Data excerpts:
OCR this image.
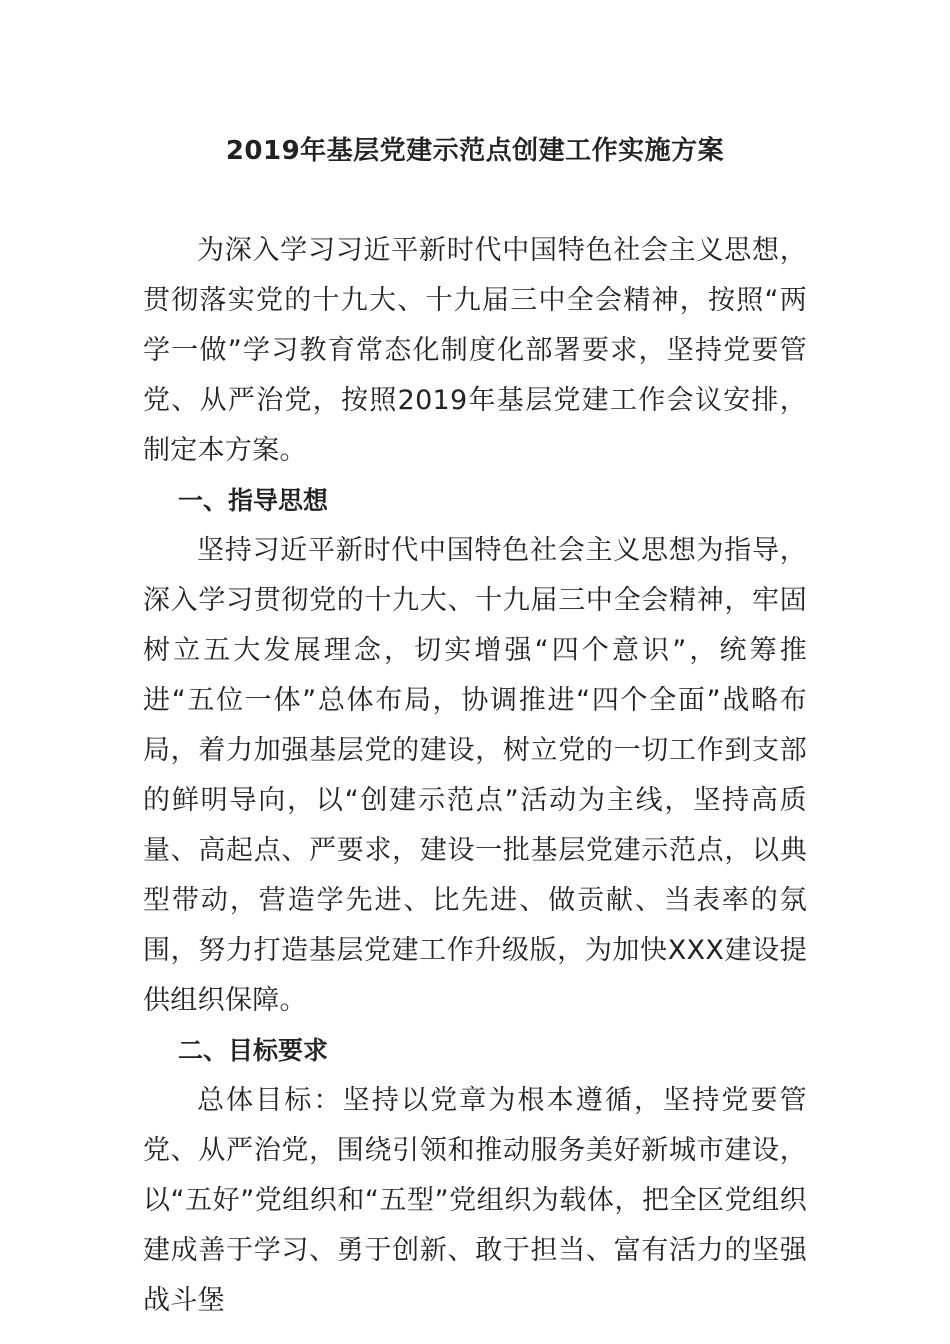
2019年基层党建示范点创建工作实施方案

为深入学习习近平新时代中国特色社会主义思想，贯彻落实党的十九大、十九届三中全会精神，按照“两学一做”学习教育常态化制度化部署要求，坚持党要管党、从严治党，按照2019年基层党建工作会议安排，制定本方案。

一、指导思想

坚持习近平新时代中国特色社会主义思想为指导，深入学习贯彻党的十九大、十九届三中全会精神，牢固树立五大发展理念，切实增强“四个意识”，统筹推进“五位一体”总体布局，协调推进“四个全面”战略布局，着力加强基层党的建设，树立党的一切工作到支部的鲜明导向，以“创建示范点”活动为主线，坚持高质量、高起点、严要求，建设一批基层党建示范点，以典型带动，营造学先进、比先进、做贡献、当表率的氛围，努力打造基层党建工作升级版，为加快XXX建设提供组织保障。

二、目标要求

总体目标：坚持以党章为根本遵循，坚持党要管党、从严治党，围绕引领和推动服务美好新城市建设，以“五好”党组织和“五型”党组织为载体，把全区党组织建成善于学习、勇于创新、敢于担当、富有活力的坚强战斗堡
--
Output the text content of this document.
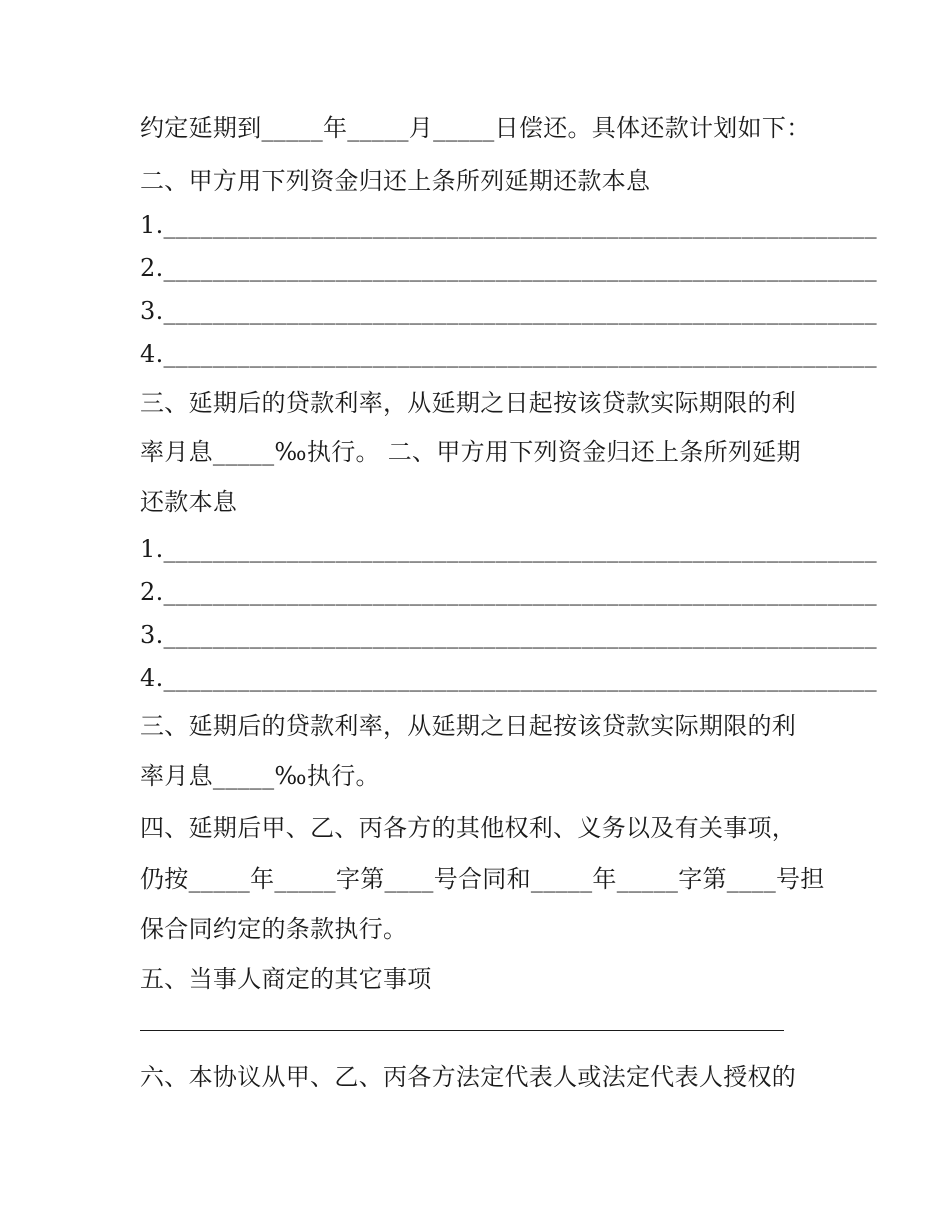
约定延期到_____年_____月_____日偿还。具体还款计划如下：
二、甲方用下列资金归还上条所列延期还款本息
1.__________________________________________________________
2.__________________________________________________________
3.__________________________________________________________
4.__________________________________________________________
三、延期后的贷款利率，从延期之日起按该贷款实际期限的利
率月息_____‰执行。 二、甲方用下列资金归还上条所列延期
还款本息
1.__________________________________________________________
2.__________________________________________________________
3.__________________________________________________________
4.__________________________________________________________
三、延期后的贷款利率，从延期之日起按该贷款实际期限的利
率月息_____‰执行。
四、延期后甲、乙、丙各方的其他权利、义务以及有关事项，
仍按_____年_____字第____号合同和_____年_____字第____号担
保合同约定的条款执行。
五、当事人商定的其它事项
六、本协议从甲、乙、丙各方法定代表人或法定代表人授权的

To be done: Of the lines above, copy each that contains "this".

Written solution:
OCR this image.
Output the text content of this document.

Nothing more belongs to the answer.